- WRITTEN REQUEST
Wherever the word "Primary" appears in the entries, copy the whole line.

- MATERIAL TO PROCESS
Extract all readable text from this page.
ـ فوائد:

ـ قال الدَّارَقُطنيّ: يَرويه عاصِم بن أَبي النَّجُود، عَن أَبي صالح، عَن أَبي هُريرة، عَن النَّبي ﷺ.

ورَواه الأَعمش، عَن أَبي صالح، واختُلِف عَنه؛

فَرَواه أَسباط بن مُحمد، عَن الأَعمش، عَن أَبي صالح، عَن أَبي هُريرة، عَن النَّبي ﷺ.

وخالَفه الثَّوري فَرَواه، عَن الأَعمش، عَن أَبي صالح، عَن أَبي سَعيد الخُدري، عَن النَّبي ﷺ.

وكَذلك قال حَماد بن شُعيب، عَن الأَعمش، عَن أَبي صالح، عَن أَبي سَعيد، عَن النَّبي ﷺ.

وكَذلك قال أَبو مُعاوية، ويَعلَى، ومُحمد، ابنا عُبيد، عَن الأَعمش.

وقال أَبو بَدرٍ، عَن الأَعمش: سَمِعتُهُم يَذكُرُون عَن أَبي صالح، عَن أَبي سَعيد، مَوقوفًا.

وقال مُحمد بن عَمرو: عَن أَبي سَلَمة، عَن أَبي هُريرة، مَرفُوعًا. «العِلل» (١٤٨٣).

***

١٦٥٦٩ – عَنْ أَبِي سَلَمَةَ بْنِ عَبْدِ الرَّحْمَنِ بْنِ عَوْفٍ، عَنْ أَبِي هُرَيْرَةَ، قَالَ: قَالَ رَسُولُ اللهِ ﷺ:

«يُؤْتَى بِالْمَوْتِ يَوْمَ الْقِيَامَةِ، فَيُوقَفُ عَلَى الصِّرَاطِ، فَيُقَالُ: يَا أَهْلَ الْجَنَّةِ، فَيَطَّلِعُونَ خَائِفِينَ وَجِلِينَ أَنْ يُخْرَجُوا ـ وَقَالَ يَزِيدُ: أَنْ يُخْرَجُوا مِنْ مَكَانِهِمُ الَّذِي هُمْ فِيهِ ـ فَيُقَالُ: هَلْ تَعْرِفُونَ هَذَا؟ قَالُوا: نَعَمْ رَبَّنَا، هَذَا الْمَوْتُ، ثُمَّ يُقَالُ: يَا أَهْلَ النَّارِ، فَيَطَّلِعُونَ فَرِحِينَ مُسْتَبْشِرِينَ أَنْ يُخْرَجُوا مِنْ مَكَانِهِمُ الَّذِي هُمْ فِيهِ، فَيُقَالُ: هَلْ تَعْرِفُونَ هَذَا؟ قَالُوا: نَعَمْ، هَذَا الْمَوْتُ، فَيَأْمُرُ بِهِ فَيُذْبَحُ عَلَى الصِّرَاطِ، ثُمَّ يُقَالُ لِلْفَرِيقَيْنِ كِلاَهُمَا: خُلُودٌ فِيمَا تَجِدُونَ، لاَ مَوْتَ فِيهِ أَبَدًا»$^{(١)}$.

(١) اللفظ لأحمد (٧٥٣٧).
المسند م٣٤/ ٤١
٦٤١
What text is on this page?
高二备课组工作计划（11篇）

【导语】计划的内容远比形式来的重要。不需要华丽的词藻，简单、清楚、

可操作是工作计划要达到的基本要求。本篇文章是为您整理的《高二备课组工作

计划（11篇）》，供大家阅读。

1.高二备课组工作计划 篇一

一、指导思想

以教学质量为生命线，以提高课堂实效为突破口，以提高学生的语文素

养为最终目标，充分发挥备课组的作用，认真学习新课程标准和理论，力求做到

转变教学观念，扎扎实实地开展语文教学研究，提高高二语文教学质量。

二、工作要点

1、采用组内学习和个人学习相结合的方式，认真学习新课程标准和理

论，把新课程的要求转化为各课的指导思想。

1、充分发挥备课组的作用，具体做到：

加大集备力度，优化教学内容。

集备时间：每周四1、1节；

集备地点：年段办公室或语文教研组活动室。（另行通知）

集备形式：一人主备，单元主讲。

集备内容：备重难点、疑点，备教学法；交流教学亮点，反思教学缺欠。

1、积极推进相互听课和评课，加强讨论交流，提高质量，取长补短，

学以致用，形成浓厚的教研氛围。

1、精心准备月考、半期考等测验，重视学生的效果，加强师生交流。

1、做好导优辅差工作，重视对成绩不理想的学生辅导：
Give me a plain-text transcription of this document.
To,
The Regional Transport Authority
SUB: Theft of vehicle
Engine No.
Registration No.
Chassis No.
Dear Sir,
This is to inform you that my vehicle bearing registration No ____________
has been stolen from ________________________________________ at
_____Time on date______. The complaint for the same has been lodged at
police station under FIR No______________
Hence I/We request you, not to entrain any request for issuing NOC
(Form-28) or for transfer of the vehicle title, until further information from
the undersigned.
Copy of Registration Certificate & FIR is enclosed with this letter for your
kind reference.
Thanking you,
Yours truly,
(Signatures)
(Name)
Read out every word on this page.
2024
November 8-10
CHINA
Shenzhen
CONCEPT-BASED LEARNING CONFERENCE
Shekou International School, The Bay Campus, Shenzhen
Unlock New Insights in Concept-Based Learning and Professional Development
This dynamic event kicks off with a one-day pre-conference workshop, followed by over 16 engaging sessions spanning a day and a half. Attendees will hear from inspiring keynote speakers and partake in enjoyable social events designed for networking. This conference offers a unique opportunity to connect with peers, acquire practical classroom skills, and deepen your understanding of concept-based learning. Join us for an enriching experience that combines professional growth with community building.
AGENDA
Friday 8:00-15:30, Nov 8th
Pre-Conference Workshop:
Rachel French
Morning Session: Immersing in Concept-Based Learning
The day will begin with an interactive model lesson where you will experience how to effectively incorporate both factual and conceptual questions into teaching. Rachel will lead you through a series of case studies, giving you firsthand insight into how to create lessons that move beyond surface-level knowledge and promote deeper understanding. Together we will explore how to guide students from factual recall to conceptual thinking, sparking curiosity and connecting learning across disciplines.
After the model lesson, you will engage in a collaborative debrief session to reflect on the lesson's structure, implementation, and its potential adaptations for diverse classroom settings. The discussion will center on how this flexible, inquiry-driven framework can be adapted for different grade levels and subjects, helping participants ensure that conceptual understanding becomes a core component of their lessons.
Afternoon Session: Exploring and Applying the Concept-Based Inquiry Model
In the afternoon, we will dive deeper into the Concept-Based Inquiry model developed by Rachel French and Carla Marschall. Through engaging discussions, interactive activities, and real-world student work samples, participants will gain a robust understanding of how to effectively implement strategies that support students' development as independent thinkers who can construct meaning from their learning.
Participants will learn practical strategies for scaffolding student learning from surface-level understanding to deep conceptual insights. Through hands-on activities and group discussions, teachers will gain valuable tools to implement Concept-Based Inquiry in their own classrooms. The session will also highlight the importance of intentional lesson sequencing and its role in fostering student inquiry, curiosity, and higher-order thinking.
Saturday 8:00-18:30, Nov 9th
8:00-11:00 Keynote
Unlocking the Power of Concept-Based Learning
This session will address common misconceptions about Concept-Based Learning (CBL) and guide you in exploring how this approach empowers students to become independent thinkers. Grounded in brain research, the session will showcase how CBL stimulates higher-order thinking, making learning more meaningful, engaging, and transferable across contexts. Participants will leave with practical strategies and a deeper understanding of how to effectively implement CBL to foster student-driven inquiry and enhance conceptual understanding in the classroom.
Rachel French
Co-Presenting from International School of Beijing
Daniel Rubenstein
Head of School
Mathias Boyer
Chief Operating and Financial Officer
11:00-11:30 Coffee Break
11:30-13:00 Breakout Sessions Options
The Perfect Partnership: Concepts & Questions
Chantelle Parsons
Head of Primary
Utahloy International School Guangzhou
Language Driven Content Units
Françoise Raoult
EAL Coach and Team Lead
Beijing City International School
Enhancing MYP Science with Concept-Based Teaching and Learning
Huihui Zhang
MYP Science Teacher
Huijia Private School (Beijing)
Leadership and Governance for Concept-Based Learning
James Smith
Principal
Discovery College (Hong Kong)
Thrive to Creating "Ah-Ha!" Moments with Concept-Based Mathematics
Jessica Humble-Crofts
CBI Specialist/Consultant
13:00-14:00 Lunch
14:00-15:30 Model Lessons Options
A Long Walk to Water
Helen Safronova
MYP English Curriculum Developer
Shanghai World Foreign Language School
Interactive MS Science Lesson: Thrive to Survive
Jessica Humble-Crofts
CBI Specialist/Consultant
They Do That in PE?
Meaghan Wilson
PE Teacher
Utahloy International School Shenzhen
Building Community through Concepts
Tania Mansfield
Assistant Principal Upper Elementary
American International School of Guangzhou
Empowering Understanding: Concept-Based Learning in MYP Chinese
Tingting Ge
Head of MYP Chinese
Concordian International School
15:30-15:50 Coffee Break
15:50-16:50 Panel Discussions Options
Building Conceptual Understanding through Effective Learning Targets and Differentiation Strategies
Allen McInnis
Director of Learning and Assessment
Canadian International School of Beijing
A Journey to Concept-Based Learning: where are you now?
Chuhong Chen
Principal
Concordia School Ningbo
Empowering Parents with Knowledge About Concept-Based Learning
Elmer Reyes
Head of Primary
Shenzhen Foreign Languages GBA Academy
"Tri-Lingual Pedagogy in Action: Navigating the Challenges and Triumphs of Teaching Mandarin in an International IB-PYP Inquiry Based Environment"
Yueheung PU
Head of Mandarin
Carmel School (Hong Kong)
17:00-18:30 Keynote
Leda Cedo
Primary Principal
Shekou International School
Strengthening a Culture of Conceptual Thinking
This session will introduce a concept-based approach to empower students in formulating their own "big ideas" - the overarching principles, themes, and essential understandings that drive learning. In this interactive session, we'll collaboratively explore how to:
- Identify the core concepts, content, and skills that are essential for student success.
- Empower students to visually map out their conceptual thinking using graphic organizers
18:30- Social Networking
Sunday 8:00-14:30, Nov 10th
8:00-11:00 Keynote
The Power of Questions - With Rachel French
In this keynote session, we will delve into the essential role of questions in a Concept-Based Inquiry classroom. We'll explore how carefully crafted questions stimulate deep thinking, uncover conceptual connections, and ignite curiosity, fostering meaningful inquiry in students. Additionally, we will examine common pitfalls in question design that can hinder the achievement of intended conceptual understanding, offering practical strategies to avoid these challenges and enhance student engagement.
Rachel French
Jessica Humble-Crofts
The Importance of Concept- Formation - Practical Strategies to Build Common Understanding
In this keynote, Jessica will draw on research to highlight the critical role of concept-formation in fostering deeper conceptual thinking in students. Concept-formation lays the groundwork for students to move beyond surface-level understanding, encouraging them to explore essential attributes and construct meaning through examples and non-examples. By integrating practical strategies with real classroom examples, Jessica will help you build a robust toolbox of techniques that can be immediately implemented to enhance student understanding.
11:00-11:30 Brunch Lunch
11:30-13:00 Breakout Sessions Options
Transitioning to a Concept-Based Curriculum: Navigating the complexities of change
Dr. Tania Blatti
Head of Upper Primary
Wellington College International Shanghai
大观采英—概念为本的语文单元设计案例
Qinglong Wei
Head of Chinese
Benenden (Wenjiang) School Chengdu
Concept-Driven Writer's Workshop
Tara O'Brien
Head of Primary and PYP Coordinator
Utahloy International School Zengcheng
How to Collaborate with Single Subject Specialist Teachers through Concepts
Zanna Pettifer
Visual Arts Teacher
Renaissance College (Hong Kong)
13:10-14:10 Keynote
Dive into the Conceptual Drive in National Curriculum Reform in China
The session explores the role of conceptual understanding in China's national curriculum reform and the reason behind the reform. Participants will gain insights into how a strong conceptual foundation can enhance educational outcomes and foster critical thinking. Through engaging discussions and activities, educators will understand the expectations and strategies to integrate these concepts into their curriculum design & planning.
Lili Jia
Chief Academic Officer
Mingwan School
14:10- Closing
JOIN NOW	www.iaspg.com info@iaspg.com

- EXPECTED ANSWER
Head of Primary
Head of Primary
Primary Principal
Head of Upper Primary
Head of Primary and PYP Coordinator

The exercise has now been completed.